== GIVEN INFORMATION

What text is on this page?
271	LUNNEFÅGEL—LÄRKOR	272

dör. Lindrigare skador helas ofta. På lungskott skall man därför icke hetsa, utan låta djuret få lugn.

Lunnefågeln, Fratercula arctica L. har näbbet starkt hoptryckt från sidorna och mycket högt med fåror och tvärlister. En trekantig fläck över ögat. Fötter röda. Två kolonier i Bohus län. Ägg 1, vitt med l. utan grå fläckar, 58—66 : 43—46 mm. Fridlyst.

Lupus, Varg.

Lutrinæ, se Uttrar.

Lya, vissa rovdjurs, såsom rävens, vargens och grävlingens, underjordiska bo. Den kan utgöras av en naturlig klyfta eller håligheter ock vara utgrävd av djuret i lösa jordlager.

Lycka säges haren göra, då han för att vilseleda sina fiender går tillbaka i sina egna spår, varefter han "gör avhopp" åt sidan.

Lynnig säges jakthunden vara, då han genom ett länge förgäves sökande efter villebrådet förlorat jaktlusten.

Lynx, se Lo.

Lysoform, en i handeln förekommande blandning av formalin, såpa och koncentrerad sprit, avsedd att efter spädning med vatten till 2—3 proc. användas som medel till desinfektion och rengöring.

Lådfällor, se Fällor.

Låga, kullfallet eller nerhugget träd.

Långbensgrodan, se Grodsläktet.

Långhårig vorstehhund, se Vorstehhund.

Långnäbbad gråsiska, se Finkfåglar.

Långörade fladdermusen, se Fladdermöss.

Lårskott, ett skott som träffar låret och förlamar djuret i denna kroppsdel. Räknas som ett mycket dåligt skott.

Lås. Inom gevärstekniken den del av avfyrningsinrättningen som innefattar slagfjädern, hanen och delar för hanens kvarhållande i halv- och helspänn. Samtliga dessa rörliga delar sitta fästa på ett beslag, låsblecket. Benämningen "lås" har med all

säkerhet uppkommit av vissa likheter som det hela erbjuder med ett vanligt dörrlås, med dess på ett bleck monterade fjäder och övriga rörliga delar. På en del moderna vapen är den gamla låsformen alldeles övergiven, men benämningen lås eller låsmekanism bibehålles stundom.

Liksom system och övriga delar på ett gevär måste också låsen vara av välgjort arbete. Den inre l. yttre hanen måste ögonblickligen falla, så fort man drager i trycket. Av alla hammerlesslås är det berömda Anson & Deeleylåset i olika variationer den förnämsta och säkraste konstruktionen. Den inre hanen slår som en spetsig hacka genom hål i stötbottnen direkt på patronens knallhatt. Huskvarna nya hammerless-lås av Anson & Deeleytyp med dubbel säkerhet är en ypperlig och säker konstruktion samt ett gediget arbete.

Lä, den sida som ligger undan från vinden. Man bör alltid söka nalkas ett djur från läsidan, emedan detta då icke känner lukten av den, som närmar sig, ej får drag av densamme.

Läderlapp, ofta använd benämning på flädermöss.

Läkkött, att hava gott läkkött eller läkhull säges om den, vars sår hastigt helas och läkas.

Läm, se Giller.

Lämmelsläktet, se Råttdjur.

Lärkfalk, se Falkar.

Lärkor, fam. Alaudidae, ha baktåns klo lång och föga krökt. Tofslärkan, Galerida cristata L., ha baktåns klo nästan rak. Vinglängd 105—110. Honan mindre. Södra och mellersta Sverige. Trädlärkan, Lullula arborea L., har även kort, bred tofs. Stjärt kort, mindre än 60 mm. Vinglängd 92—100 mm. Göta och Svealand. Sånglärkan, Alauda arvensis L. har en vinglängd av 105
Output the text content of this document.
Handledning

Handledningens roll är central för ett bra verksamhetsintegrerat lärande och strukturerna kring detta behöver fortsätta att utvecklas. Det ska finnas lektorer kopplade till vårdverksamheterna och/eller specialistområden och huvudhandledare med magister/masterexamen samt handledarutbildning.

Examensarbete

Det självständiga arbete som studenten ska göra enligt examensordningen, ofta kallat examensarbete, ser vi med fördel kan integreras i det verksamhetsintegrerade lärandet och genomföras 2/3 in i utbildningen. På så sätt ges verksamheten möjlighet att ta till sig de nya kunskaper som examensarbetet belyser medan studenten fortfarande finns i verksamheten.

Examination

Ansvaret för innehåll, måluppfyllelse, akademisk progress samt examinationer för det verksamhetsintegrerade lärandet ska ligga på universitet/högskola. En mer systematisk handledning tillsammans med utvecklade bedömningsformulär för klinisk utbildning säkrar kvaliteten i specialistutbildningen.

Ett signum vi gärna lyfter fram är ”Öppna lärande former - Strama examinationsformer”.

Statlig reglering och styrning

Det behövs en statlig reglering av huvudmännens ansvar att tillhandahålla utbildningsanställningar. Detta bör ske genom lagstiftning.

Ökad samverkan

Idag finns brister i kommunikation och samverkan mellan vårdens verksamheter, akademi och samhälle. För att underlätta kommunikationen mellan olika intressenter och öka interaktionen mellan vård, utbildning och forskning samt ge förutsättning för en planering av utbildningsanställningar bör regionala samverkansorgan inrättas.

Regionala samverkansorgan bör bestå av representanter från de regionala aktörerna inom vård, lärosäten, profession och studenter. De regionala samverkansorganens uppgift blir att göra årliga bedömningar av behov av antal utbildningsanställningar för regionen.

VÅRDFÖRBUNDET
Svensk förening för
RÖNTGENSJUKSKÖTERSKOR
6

====

TASK DIRECTIONS >>
Your answer should be all lines from the data that contain "samverkansorgan".

FINISHED TASK >>
Idag finns brister i kommunikation och samverkan mellan vårdens verksamheter, akademi och samhälle. För att underlätta kommunikationen mellan olika intressenter och öka interaktionen mellan vård, utbildning och forskning samt ge förutsättning för en planering av utbildningsanställningar bör regionala samverkansorgan inrättas.
Regionala samverkansorgan bör bestå av representanter från de regionala aktörerna inom vård, lärosäten, profession och studenter. De regionala samverkansorganens uppgift blir att göra årliga bedömningar av behov av antal utbildningsanställningar för regionen.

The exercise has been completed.